Pull out every line containing the string "Buccinum".

──────── INPUT DATA ────────

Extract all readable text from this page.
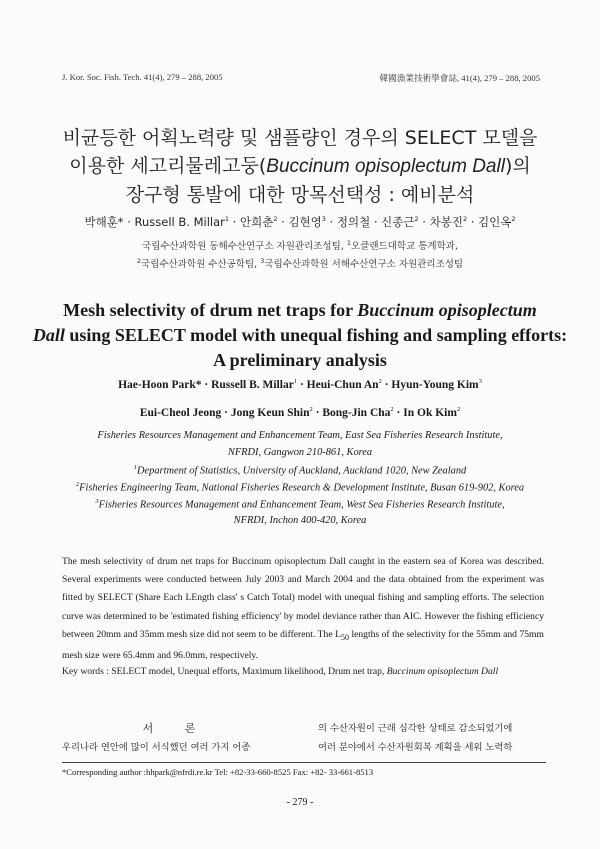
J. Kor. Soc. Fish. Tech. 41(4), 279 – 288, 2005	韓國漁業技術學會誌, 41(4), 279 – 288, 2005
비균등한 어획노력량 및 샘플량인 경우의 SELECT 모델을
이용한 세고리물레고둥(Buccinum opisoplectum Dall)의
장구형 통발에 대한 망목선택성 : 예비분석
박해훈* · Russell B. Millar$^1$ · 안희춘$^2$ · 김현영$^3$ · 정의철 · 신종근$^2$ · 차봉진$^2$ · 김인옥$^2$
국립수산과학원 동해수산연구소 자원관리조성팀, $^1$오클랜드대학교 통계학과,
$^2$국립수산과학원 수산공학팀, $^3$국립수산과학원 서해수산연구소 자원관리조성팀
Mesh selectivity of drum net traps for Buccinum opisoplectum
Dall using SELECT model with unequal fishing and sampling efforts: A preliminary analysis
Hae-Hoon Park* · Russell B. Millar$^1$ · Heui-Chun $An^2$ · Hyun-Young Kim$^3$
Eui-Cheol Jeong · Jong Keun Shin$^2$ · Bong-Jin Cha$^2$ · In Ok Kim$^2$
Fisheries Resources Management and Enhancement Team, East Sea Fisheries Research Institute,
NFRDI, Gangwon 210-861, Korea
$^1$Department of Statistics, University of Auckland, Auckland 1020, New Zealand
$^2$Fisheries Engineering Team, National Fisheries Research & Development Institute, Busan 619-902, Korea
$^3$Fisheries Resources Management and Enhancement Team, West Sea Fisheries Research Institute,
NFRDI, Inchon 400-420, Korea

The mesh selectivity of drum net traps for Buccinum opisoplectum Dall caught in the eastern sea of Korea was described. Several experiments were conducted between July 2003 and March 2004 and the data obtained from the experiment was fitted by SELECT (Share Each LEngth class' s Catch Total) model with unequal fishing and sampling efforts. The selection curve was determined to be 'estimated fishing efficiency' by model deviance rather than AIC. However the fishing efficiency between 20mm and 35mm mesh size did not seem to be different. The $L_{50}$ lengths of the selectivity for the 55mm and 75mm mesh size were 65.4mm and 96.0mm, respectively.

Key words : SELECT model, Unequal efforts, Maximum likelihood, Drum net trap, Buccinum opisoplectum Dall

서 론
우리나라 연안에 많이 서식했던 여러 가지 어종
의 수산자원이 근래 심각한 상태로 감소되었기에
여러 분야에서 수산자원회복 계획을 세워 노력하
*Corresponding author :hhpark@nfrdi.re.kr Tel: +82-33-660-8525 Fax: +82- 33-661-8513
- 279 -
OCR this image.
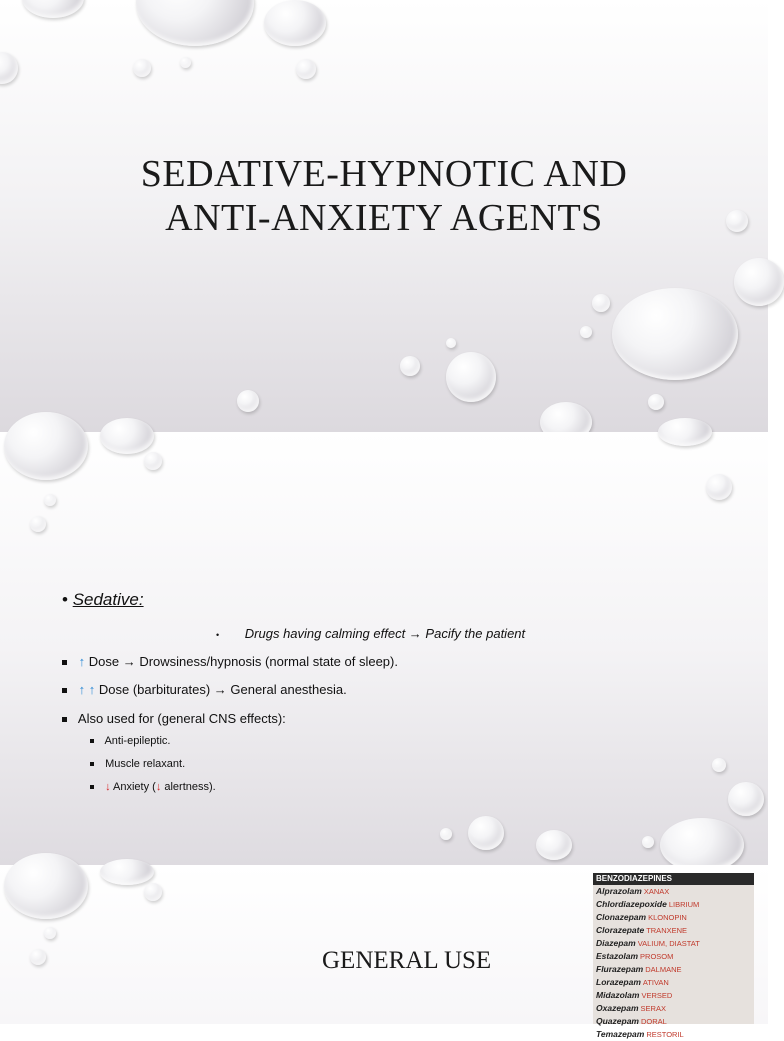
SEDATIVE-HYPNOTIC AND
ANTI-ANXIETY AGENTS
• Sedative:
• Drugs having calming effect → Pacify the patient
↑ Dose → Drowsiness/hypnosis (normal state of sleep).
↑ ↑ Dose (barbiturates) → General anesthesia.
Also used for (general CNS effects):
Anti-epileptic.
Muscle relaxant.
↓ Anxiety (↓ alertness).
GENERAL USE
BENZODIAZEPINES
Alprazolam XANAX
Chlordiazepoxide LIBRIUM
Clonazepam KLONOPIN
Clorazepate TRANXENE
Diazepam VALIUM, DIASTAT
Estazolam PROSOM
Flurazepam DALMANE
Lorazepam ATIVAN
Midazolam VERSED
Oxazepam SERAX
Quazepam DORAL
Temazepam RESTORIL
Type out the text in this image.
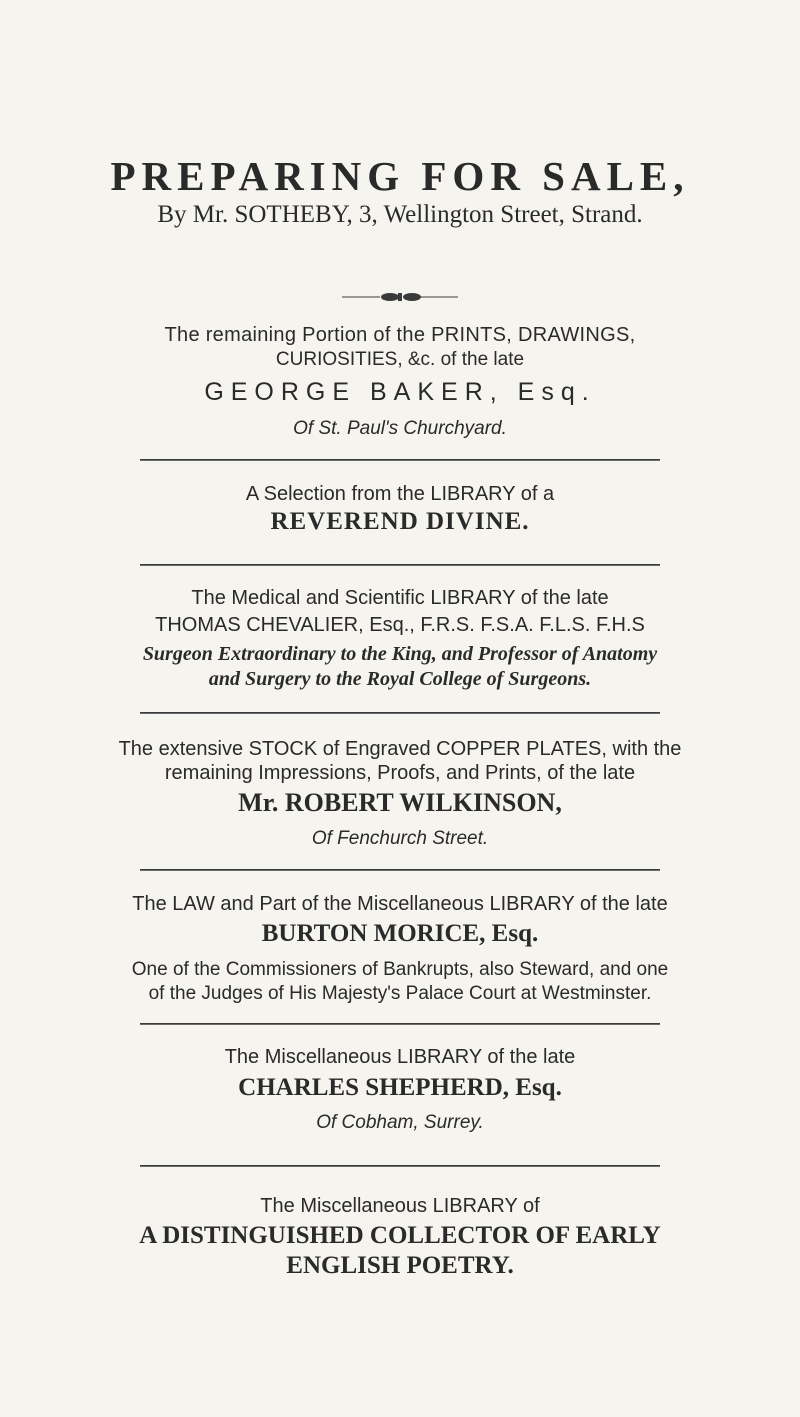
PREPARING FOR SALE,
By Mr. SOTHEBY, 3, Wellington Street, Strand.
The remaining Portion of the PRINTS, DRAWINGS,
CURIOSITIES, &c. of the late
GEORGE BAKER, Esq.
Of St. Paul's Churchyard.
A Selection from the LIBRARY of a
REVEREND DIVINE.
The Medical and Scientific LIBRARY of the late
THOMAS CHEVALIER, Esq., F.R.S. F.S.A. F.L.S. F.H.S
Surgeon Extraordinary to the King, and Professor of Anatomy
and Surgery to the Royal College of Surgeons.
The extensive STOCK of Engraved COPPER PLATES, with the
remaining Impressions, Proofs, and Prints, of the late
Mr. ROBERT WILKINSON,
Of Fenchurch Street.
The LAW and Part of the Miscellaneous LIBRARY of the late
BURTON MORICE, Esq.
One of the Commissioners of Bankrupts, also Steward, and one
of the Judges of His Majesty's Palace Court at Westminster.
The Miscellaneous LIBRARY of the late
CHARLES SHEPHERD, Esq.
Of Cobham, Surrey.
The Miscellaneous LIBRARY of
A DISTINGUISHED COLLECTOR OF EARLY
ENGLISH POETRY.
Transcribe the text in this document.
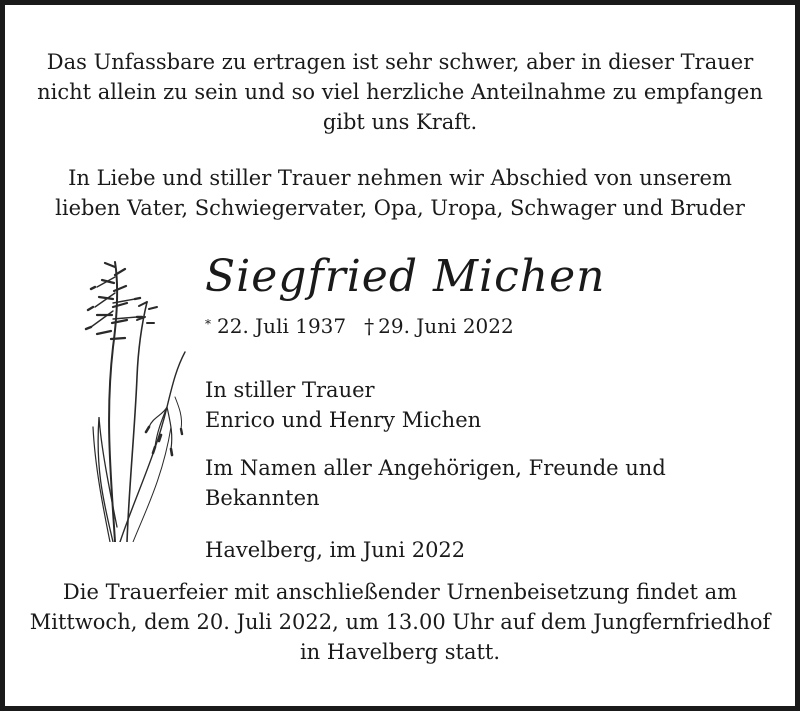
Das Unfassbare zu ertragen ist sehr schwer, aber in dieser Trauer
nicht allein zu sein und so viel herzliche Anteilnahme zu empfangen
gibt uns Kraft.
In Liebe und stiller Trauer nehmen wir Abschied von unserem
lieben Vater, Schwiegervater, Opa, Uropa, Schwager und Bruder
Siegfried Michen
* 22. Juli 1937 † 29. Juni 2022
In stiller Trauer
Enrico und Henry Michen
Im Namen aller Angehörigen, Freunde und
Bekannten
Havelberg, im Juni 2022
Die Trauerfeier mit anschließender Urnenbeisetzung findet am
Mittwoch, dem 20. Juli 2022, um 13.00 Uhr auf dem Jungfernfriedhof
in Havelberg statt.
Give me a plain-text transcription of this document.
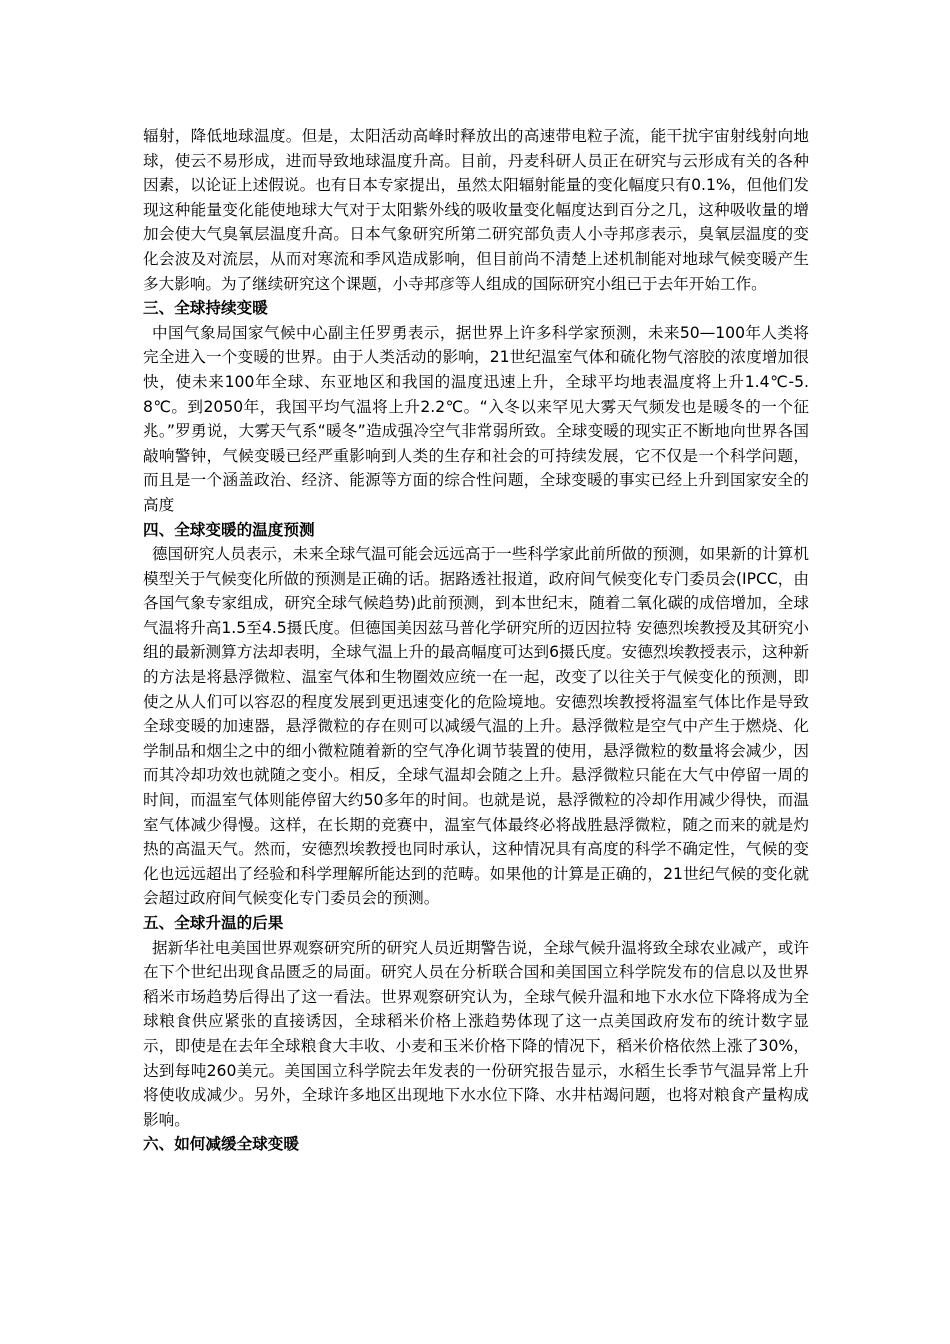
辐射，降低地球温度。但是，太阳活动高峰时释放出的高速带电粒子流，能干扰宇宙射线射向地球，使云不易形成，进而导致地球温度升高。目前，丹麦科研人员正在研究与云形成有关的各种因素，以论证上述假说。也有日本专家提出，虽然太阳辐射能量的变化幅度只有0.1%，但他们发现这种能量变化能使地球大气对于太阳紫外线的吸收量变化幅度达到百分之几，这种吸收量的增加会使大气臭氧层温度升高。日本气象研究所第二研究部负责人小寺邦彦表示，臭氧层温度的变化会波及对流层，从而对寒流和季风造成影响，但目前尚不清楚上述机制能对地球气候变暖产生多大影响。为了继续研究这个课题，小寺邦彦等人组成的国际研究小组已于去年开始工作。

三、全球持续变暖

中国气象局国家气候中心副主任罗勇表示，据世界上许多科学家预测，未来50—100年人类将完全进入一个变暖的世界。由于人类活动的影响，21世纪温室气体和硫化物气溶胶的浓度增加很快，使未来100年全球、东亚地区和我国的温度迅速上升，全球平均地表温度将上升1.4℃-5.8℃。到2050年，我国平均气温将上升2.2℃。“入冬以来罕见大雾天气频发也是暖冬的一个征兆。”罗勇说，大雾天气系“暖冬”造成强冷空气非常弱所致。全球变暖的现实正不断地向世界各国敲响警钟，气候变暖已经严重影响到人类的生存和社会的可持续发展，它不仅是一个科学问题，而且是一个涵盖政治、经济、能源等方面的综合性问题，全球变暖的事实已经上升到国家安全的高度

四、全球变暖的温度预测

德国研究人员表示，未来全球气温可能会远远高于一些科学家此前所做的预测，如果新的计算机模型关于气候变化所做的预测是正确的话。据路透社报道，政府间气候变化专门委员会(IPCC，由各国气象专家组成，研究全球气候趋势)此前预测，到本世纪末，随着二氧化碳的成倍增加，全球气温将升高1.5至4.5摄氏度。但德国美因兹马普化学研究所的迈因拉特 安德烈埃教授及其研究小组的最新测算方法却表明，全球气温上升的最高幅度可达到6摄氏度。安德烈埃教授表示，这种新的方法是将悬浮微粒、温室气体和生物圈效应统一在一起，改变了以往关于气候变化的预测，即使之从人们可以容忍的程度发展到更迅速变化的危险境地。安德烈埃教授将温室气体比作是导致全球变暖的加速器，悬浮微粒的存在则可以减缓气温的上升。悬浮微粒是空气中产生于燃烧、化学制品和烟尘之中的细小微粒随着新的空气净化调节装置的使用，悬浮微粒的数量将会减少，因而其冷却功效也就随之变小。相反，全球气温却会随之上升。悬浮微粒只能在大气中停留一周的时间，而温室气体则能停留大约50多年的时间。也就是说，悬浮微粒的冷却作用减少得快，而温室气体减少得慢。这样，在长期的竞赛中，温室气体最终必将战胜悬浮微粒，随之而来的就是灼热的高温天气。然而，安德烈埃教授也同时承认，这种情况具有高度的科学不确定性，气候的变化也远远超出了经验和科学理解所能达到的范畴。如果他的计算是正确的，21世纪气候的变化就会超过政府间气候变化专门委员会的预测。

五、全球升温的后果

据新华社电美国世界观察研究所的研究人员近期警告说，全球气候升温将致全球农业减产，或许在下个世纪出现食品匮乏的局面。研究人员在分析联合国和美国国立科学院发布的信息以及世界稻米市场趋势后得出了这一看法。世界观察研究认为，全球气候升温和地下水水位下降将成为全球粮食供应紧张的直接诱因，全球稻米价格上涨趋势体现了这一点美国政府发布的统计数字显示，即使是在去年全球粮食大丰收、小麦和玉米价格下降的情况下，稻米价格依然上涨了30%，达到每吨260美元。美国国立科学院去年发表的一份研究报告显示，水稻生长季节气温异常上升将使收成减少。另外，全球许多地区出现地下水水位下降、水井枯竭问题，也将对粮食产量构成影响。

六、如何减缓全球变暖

────────

▶ _FINISHED TASK_:
이용한 세고리물레고둥(Buccinum opisoplectum Dall)의
Mesh selectivity of drum net traps for Buccinum opisoplectum
The mesh selectivity of drum net traps for Buccinum opisoplectum Dall caught in the eastern sea of Korea was described. Several experiments were conducted between July 2003 and March 2004 and the data obtained from the experiment was fitted by SELECT (Share Each LEngth class' s Catch Total) model with unequal fishing and sampling efforts. The selection curve was determined to be 'estimated fishing efficiency' by model deviance rather than AIC. However the fishing efficiency between 20mm and 35mm mesh size did not seem to be different. The $L_{50}$ lengths of the selectivity for the 55mm and 75mm mesh size were 65.4mm and 96.0mm, respectively.
Key words : SELECT model, Unequal efforts, Maximum likelihood, Drum net trap, Buccinum opisoplectum Dall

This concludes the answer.